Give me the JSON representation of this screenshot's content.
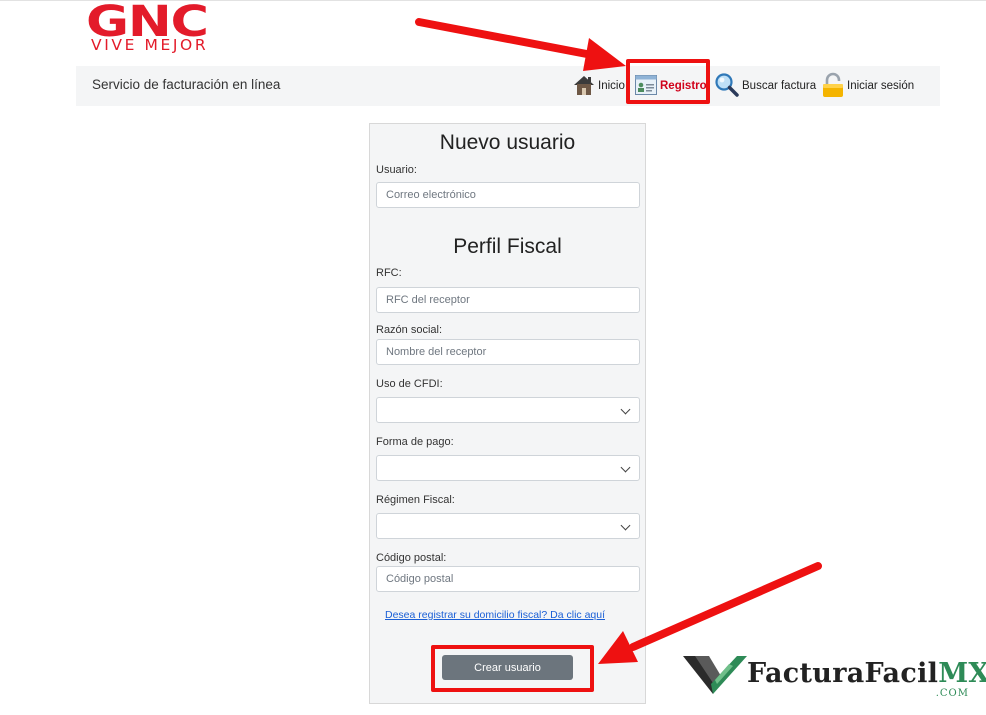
{
  "logo": {
    "main": "GNC",
    "tagline": "VIVE MEJOR"
  },
  "navbar": {
    "brand": "Servicio de facturación en línea",
    "items": [
      {
        "label": "Inicio",
        "icon": "home-icon"
      },
      {
        "label": "Registro",
        "icon": "registration-card-icon",
        "active": true
      },
      {
        "label": "Buscar factura",
        "icon": "magnifier-icon"
      },
      {
        "label": "Iniciar sesión",
        "icon": "padlock-icon"
      }
    ]
  },
  "form": {
    "title": "Nuevo usuario",
    "usuario_label": "Usuario:",
    "usuario_placeholder": "Correo electrónico",
    "fiscal_title": "Perfil Fiscal",
    "rfc_label": "RFC:",
    "rfc_placeholder": "RFC del receptor",
    "razon_label": "Razón social:",
    "razon_placeholder": "Nombre del receptor",
    "uso_label": "Uso de CFDI:",
    "uso_value": "",
    "forma_label": "Forma de pago:",
    "forma_value": "",
    "regimen_label": "Régimen Fiscal:",
    "regimen_value": "",
    "cp_label": "Código postal:",
    "cp_placeholder": "Código postal",
    "domicilio_link": "Desea registrar su domicilio fiscal? Da clic aquí",
    "submit_label": "Crear usuario"
  },
  "watermark": {
    "text": "FacturaFacil",
    "suffix": "MX",
    "domain": ".COM"
  },
  "colors": {
    "brand_red": "#e31b2a",
    "highlight_red": "#ee1111",
    "button_gray": "#6c757d",
    "link_blue": "#1a5fd6",
    "watermark_green": "#2e8b57"
  }
}
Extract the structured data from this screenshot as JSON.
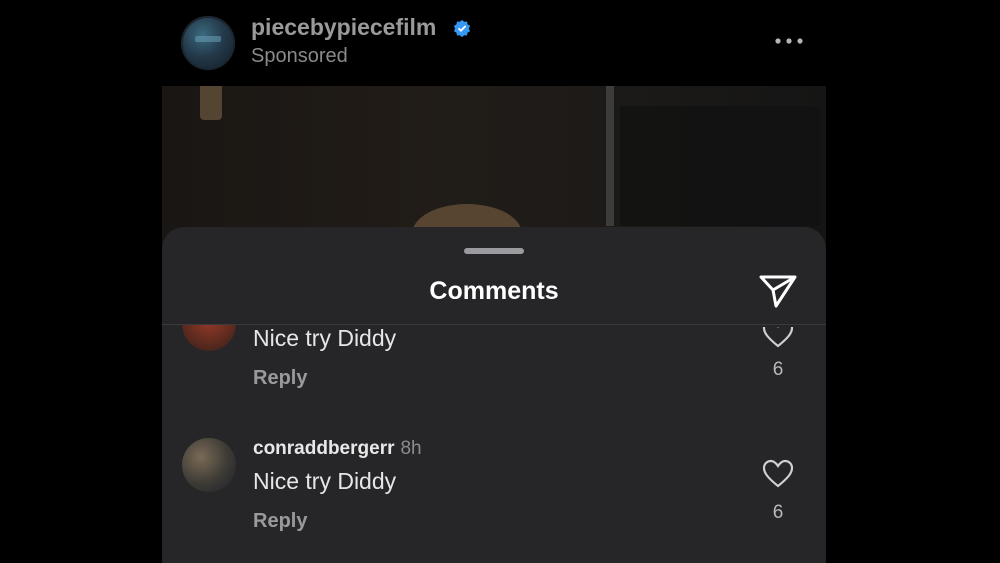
{
  "post": {
    "account": "piecebypiecefilm",
    "sponsored": "Sponsored"
  },
  "sheet": {
    "title": "Comments"
  },
  "comments": [
    {
      "username": "",
      "time": "",
      "text": "Nice try Diddy",
      "reply": "Reply",
      "likes": "6"
    },
    {
      "username": "conraddbergerr",
      "time": "8h",
      "text": "Nice try Diddy",
      "reply": "Reply",
      "likes": "6"
    }
  ],
  "colors": {
    "background": "#000000",
    "sheet": "#262629",
    "verified": "#3897f0",
    "text": "#e6e6e6",
    "muted": "#9a9a9e"
  },
  "icons": [
    "verified-badge-icon",
    "more-options-icon",
    "share-send-icon",
    "heart-icon"
  ]
}
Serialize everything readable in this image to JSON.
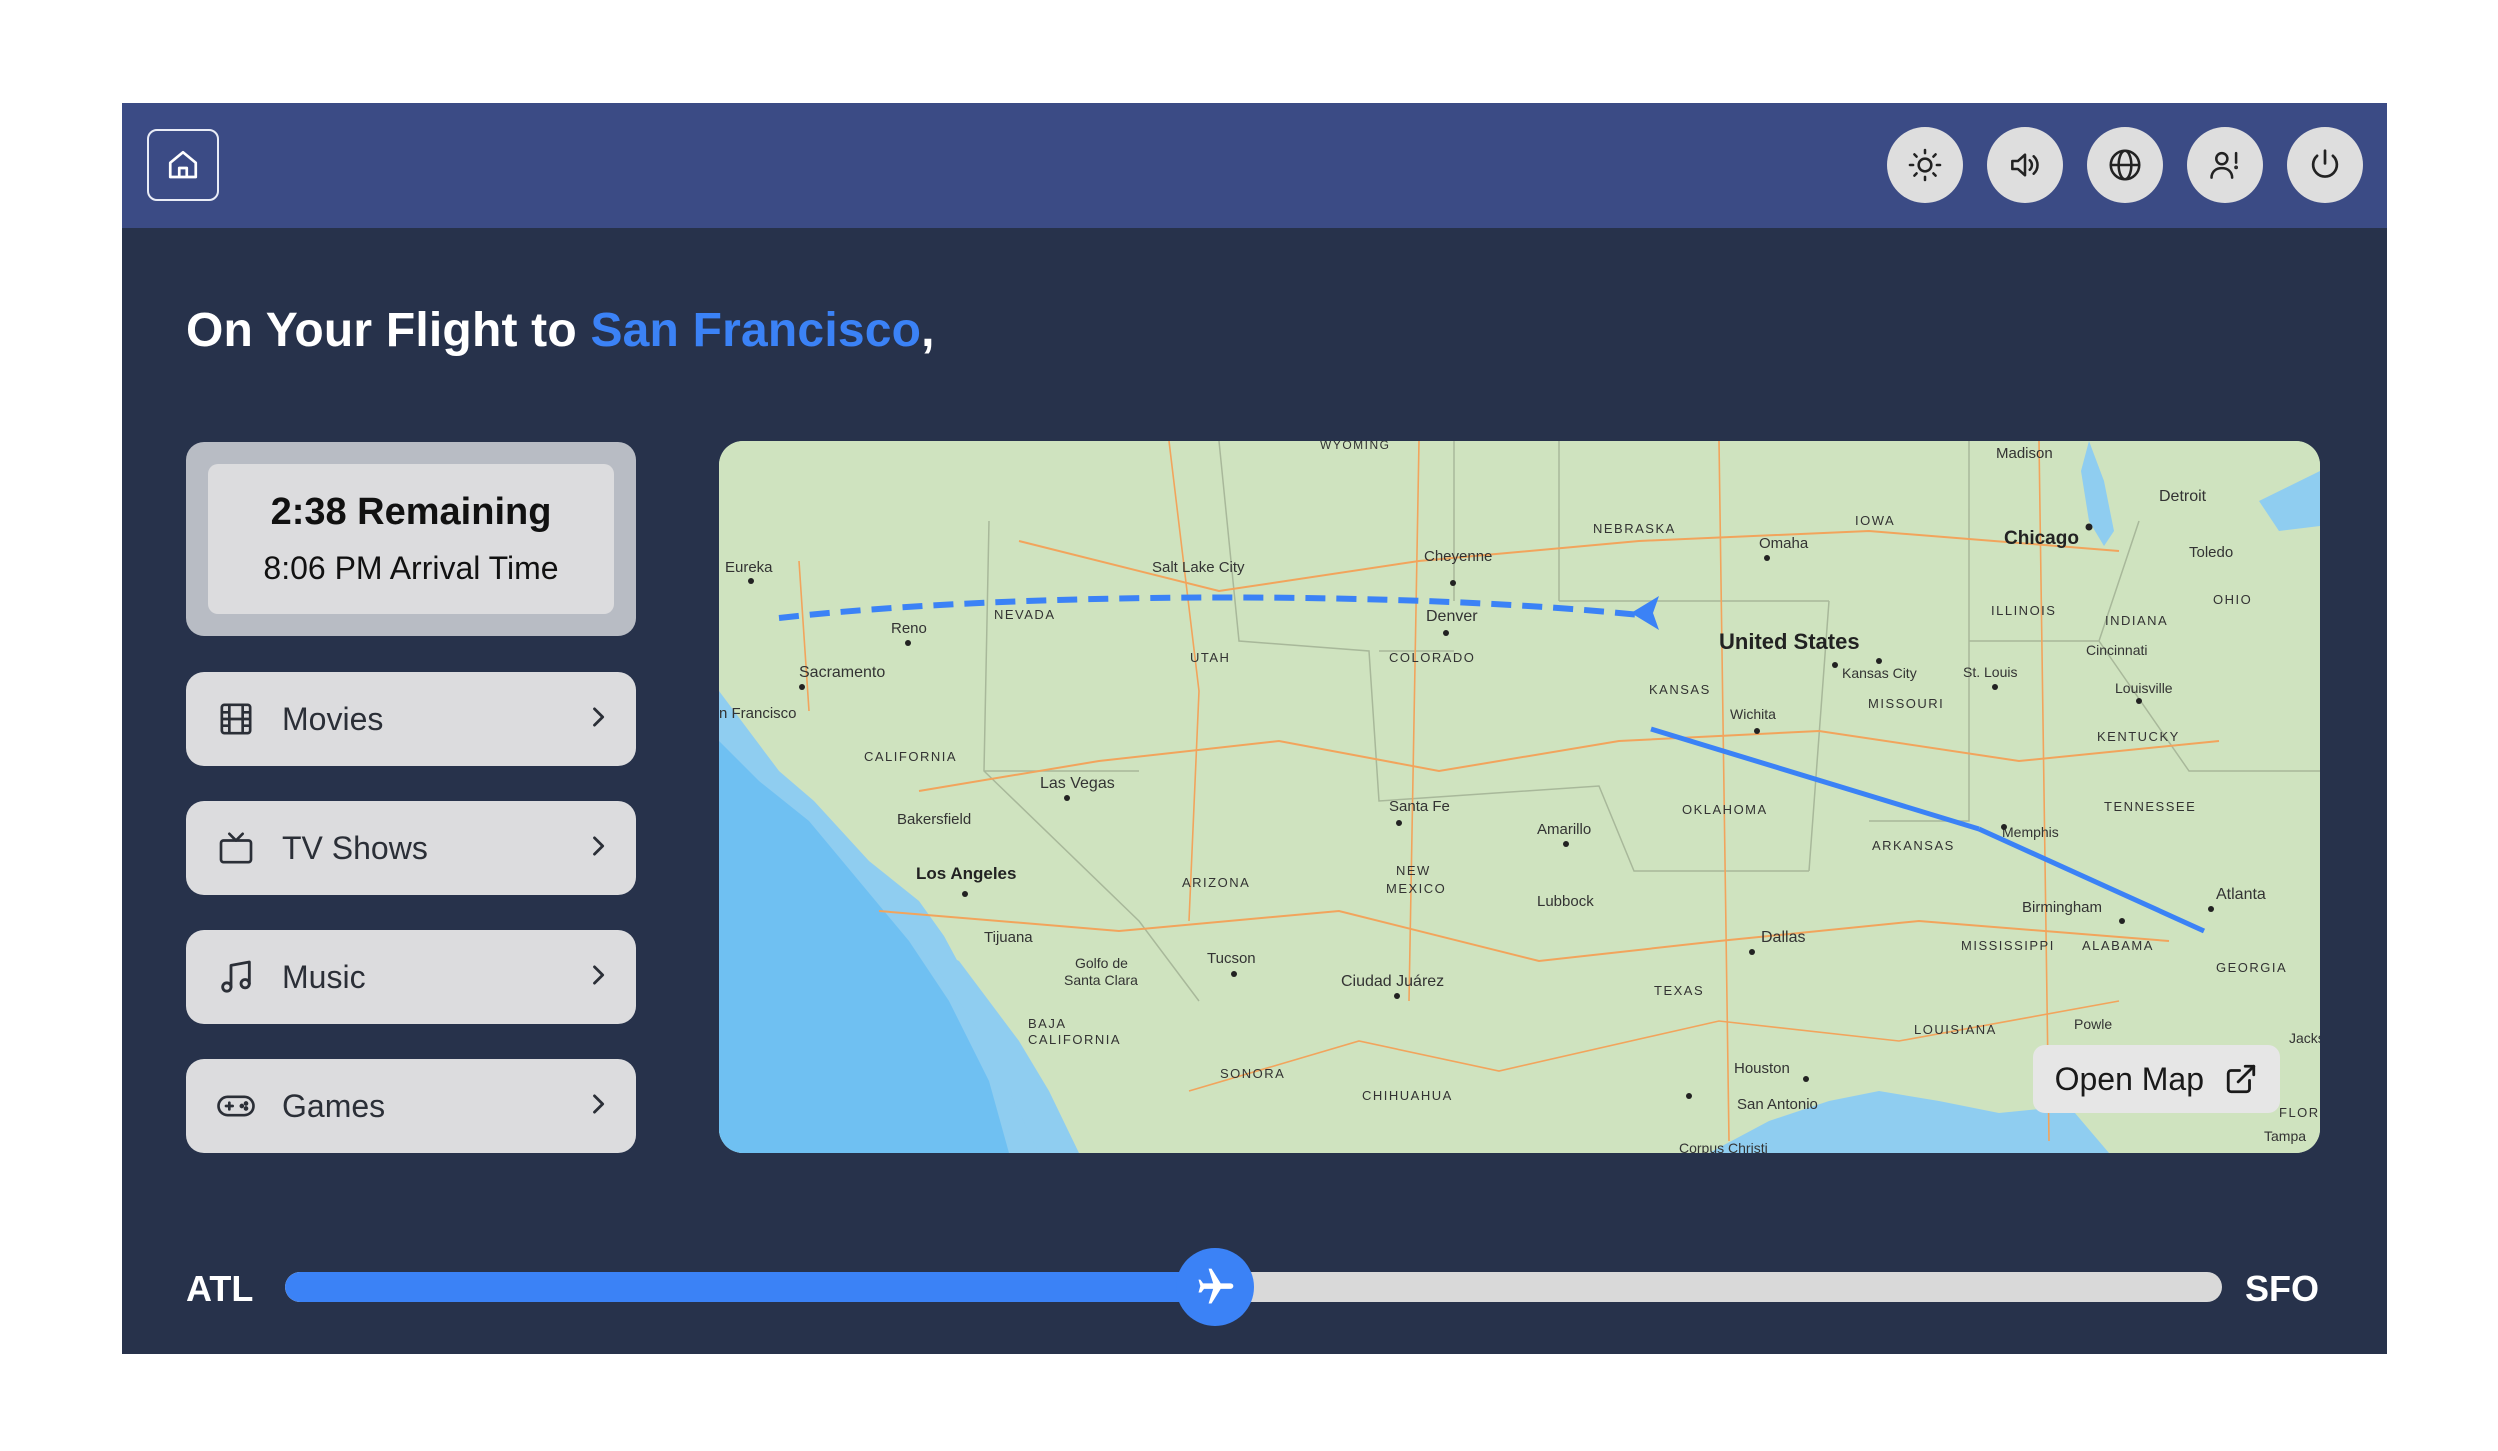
{
  "header": {
    "icons": [
      "home-icon",
      "brightness-icon",
      "volume-icon",
      "globe-icon",
      "call-attendant-icon",
      "power-icon"
    ]
  },
  "headline": {
    "prefix": "On Your Flight to ",
    "destination": "San Francisco",
    "suffix": ","
  },
  "flight_status": {
    "remaining": "2:38 Remaining",
    "arrival": "8:06 PM Arrival Time"
  },
  "menu": [
    {
      "label": "Movies",
      "icon": "film-icon"
    },
    {
      "label": "TV Shows",
      "icon": "tv-icon"
    },
    {
      "label": "Music",
      "icon": "music-note-icon"
    },
    {
      "label": "Games",
      "icon": "gamepad-icon"
    }
  ],
  "map": {
    "open_map_label": "Open Map",
    "labels": {
      "country": "United States",
      "cities": [
        "Madison",
        "Detroit",
        "Chicago",
        "Toledo",
        "Omaha",
        "Cheyenne",
        "Salt Lake City",
        "Eureka",
        "Reno",
        "Sacramento",
        "Denver",
        "Kansas City",
        "St. Louis",
        "Cincinnati",
        "Louisville",
        "Wichita",
        "San Francisco",
        "Las Vegas",
        "Bakersfield",
        "Los Angeles",
        "Tijuana",
        "Golfo de Santa Clara",
        "Tucson",
        "Ciudad Juárez",
        "Santa Fe",
        "Amarillo",
        "Lubbock",
        "Dallas",
        "Memphis",
        "Birmingham",
        "Atlanta",
        "Houston",
        "San Antonio",
        "Corpus Christi",
        "Tampa",
        "Jacksonville"
      ],
      "regions": [
        "WYOMING",
        "NEBRASKA",
        "IOWA",
        "ILLINOIS",
        "INDIANA",
        "OHIO",
        "NEVADA",
        "UTAH",
        "COLORADO",
        "KANSAS",
        "MISSOURI",
        "KENTUCKY",
        "CALIFORNIA",
        "OKLAHOMA",
        "ARKANSAS",
        "TENNESSEE",
        "ARIZONA",
        "NEW MEXICO",
        "MISSISSIPPI",
        "ALABAMA",
        "GEORGIA",
        "TEXAS",
        "LOUISIANA",
        "BAJA CALIFORNIA",
        "SONORA",
        "CHIHUAHUA",
        "FLORIDA"
      ]
    }
  },
  "progress": {
    "origin": "ATL",
    "destination": "SFO",
    "fraction_complete": 0.48
  },
  "colors": {
    "accent": "#3b82f6",
    "topbar": "#3b4b85",
    "background": "#27324b"
  }
}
• • • •
__Work instructions__
Nothing in the entries above should change when they are printed again, except that the pictures are dropped.

__Exercise output__
Give me the JSON representation of this screenshot's content.
{
  "logo": {
    "main": "GNC",
    "tagline": "VIVE MEJOR"
  },
  "navbar": {
    "brand": "Servicio de facturación en línea",
    "items": [
      {
        "label": "Inicio",
        "icon": "home-icon"
      },
      {
        "label": "Registro",
        "icon": "registration-card-icon",
        "active": true
      },
      {
        "label": "Buscar factura",
        "icon": "magnifier-icon"
      },
      {
        "label": "Iniciar sesión",
        "icon": "padlock-icon"
      }
    ]
  },
  "form": {
    "title": "Nuevo usuario",
    "usuario_label": "Usuario:",
    "usuario_placeholder": "Correo electrónico",
    "fiscal_title": "Perfil Fiscal",
    "rfc_label": "RFC:",
    "rfc_placeholder": "RFC del receptor",
    "razon_label": "Razón social:",
    "razon_placeholder": "Nombre del receptor",
    "uso_label": "Uso de CFDI:",
    "uso_value": "",
    "forma_label": "Forma de pago:",
    "forma_value": "",
    "regimen_label": "Régimen Fiscal:",
    "regimen_value": "",
    "cp_label": "Código postal:",
    "cp_placeholder": "Código postal",
    "domicilio_link": "Desea registrar su domicilio fiscal? Da clic aquí",
    "submit_label": "Crear usuario"
  },
  "watermark": {
    "text": "FacturaFacil",
    "suffix": "MX",
    "domain": ".COM"
  },
  "colors": {
    "brand_red": "#e31b2a",
    "highlight_red": "#ee1111",
    "button_gray": "#6c757d",
    "link_blue": "#1a5fd6",
    "watermark_green": "#2e8b57"
  }
}
Extract the structured data from this screenshot as JSON.
{
  "post": {
    "account": "piecebypiecefilm",
    "sponsored": "Sponsored"
  },
  "sheet": {
    "title": "Comments"
  },
  "comments": [
    {
      "username": "",
      "time": "",
      "text": "Nice try Diddy",
      "reply": "Reply",
      "likes": "6"
    },
    {
      "username": "conraddbergerr",
      "time": "8h",
      "text": "Nice try Diddy",
      "reply": "Reply",
      "likes": "6"
    }
  ],
  "colors": {
    "background": "#000000",
    "sheet": "#262629",
    "verified": "#3897f0",
    "text": "#e6e6e6",
    "muted": "#9a9a9e"
  },
  "icons": [
    "verified-badge-icon",
    "more-options-icon",
    "share-send-icon",
    "heart-icon"
  ]
}
Serialize everything readable in this image to JSON.
{
  "header": {
    "icons": [
      "home-icon",
      "brightness-icon",
      "volume-icon",
      "globe-icon",
      "call-attendant-icon",
      "power-icon"
    ]
  },
  "headline": {
    "prefix": "On Your Flight to ",
    "destination": "San Francisco",
    "suffix": ","
  },
  "flight_status": {
    "remaining": "2:38 Remaining",
    "arrival": "8:06 PM Arrival Time"
  },
  "menu": [
    {
      "label": "Movies",
      "icon": "film-icon"
    },
    {
      "label": "TV Shows",
      "icon": "tv-icon"
    },
    {
      "label": "Music",
      "icon": "music-note-icon"
    },
    {
      "label": "Games",
      "icon": "gamepad-icon"
    }
  ],
  "map": {
    "open_map_label": "Open Map",
    "labels": {
      "country": "United States",
      "cities": [
        "Madison",
        "Detroit",
        "Chicago",
        "Toledo",
        "Omaha",
        "Cheyenne",
        "Salt Lake City",
        "Eureka",
        "Reno",
        "Sacramento",
        "Denver",
        "Kansas City",
        "St. Louis",
        "Cincinnati",
        "Louisville",
        "Wichita",
        "San Francisco",
        "Las Vegas",
        "Bakersfield",
        "Los Angeles",
        "Tijuana",
        "Golfo de Santa Clara",
        "Tucson",
        "Ciudad Juárez",
        "Santa Fe",
        "Amarillo",
        "Lubbock",
        "Dallas",
        "Memphis",
        "Birmingham",
        "Atlanta",
        "Houston",
        "San Antonio",
        "Corpus Christi",
        "Tampa",
        "Jacksonville"
      ],
      "regions": [
        "WYOMING",
        "NEBRASKA",
        "IOWA",
        "ILLINOIS",
        "INDIANA",
        "OHIO",
        "NEVADA",
        "UTAH",
        "COLORADO",
        "KANSAS",
        "MISSOURI",
        "KENTUCKY",
        "CALIFORNIA",
        "OKLAHOMA",
        "ARKANSAS",
        "TENNESSEE",
        "ARIZONA",
        "NEW MEXICO",
        "MISSISSIPPI",
        "ALABAMA",
        "GEORGIA",
        "TEXAS",
        "LOUISIANA",
        "BAJA CALIFORNIA",
        "SONORA",
        "CHIHUAHUA",
        "FLORIDA"
      ]
    }
  },
  "progress": {
    "origin": "ATL",
    "destination": "SFO",
    "fraction_complete": 0.48
  },
  "colors": {
    "accent": "#3b82f6",
    "topbar": "#3b4b85",
    "background": "#27324b"
  }
}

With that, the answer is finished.